— YOUR GOAL —
No images are to be carried over; print all other material exactly as it stands.

(Figure content listings)
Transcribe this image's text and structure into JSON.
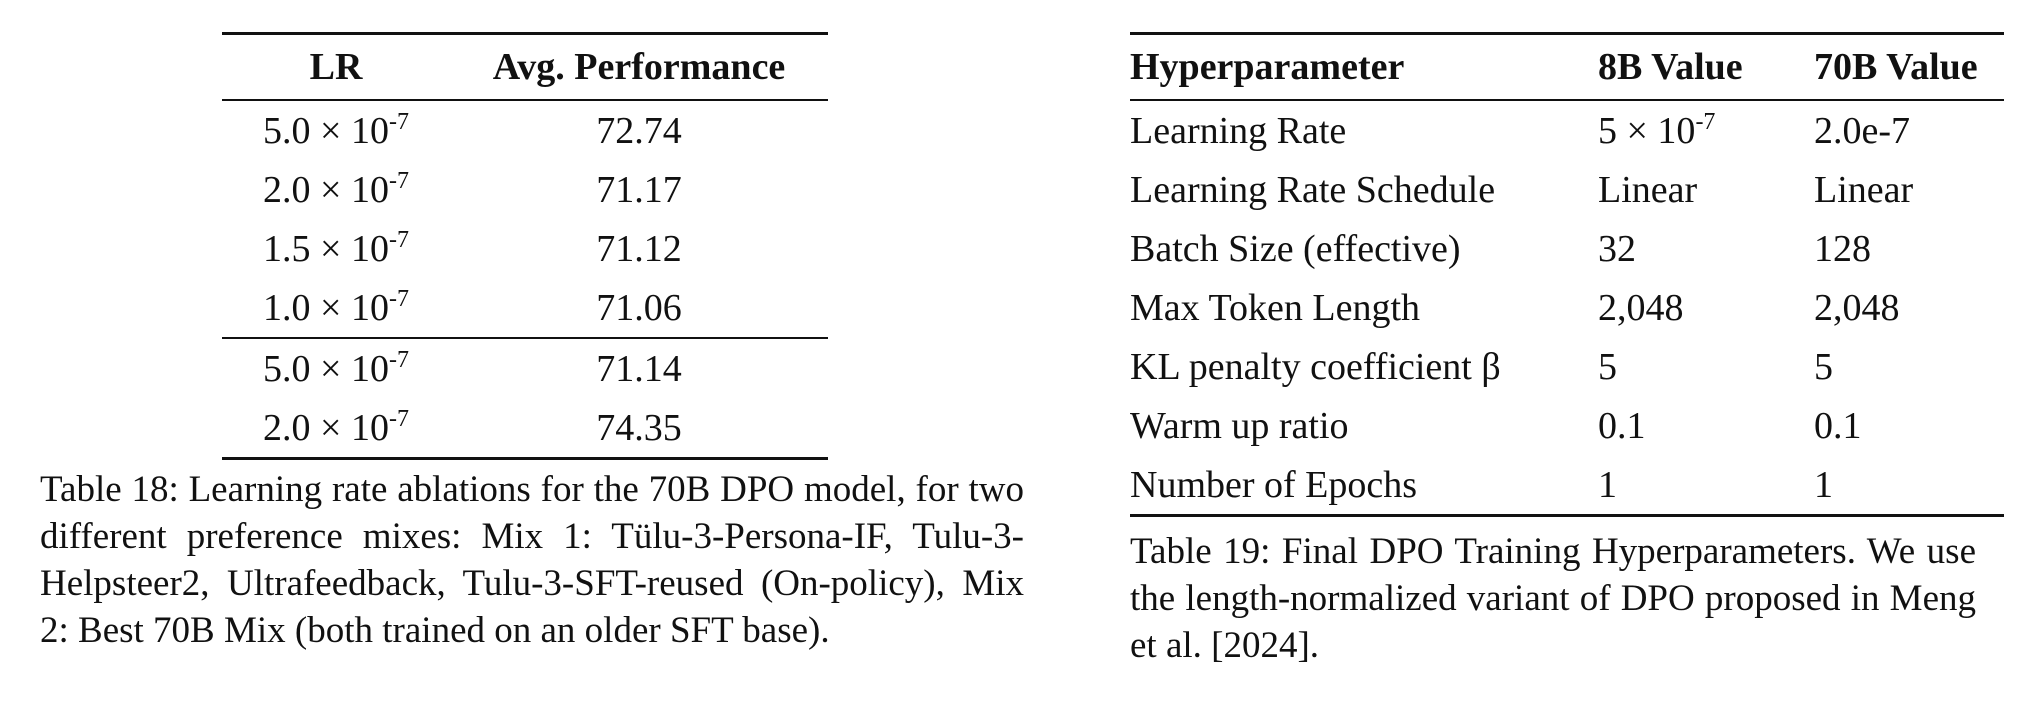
{
  "lr_table": {
    "headers": [
      "LR",
      "Avg. Performance"
    ],
    "rows": [
      {
        "lr_base": "5.0 × 10",
        "lr_exp": "-7",
        "performance": "72.74"
      },
      {
        "lr_base": "2.0 × 10",
        "lr_exp": "-7",
        "performance": "71.17"
      },
      {
        "lr_base": "1.5 × 10",
        "lr_exp": "-7",
        "performance": "71.12"
      },
      {
        "lr_base": "1.0 × 10",
        "lr_exp": "-7",
        "performance": "71.06"
      },
      {
        "lr_base": "5.0 × 10",
        "lr_exp": "-7",
        "performance": "71.14"
      },
      {
        "lr_base": "2.0 × 10",
        "lr_exp": "-7",
        "performance": "74.35"
      }
    ],
    "caption": "Table 18: Learning rate ablations for the 70B DPO model, for two different preference mixes: Mix 1: Tülu-3-Persona-IF, Tulu-3-Helpsteer2, Ultrafeedback, Tulu-3-SFT-reused (On-policy), Mix 2: Best 70B Mix (both trained on an older SFT base)."
  },
  "hp_table": {
    "headers": [
      "Hyperparameter",
      "8B Value",
      "70B Value"
    ],
    "rows": [
      {
        "name": "Learning Rate",
        "v8b": "5 × 10",
        "v8b_exp": "-7",
        "v70b": "2.0e-7"
      },
      {
        "name": "Learning Rate Schedule",
        "v8b": "Linear",
        "v8b_exp": "",
        "v70b": "Linear"
      },
      {
        "name": "Batch Size (effective)",
        "v8b": "32",
        "v8b_exp": "",
        "v70b": "128"
      },
      {
        "name": "Max Token Length",
        "v8b": "2,048",
        "v8b_exp": "",
        "v70b": "2,048"
      },
      {
        "name": "KL penalty coefficient β",
        "v8b": "5",
        "v8b_exp": "",
        "v70b": "5"
      },
      {
        "name": "Warm up ratio",
        "v8b": "0.1",
        "v8b_exp": "",
        "v70b": "0.1"
      },
      {
        "name": "Number of Epochs",
        "v8b": "1",
        "v8b_exp": "",
        "v70b": "1"
      }
    ],
    "caption": "Table 19: Final DPO Training Hyperparameters. We use the length-normalized variant of DPO proposed in Meng et al. [2024]."
  }
}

— ANSWER TO THIS TASK —
Transcribe this image's text and structure into JSON.
{
  "lr_table": {
    "headers": [
      "LR",
      "Avg. Performance"
    ],
    "rows": [
      {
        "lr_base": "5.0 × 10",
        "lr_exp": "-7",
        "performance": "72.74"
      },
      {
        "lr_base": "2.0 × 10",
        "lr_exp": "-7",
        "performance": "71.17"
      },
      {
        "lr_base": "1.5 × 10",
        "lr_exp": "-7",
        "performance": "71.12"
      },
      {
        "lr_base": "1.0 × 10",
        "lr_exp": "-7",
        "performance": "71.06"
      },
      {
        "lr_base": "5.0 × 10",
        "lr_exp": "-7",
        "performance": "71.14"
      },
      {
        "lr_base": "2.0 × 10",
        "lr_exp": "-7",
        "performance": "74.35"
      }
    ],
    "caption": "Table 18: Learning rate ablations for the 70B DPO model, for two different preference mixes: Mix 1: Tülu-3-Persona-IF, Tulu-3-Helpsteer2, Ultrafeedback, Tulu-3-SFT-reused (On-policy), Mix 2: Best 70B Mix (both trained on an older SFT base)."
  },
  "hp_table": {
    "headers": [
      "Hyperparameter",
      "8B Value",
      "70B Value"
    ],
    "rows": [
      {
        "name": "Learning Rate",
        "v8b": "5 × 10",
        "v8b_exp": "-7",
        "v70b": "2.0e-7"
      },
      {
        "name": "Learning Rate Schedule",
        "v8b": "Linear",
        "v8b_exp": "",
        "v70b": "Linear"
      },
      {
        "name": "Batch Size (effective)",
        "v8b": "32",
        "v8b_exp": "",
        "v70b": "128"
      },
      {
        "name": "Max Token Length",
        "v8b": "2,048",
        "v8b_exp": "",
        "v70b": "2,048"
      },
      {
        "name": "KL penalty coefficient β",
        "v8b": "5",
        "v8b_exp": "",
        "v70b": "5"
      },
      {
        "name": "Warm up ratio",
        "v8b": "0.1",
        "v8b_exp": "",
        "v70b": "0.1"
      },
      {
        "name": "Number of Epochs",
        "v8b": "1",
        "v8b_exp": "",
        "v70b": "1"
      }
    ],
    "caption": "Table 19: Final DPO Training Hyperparameters. We use the length-normalized variant of DPO proposed in Meng et al. [2024]."
  }
}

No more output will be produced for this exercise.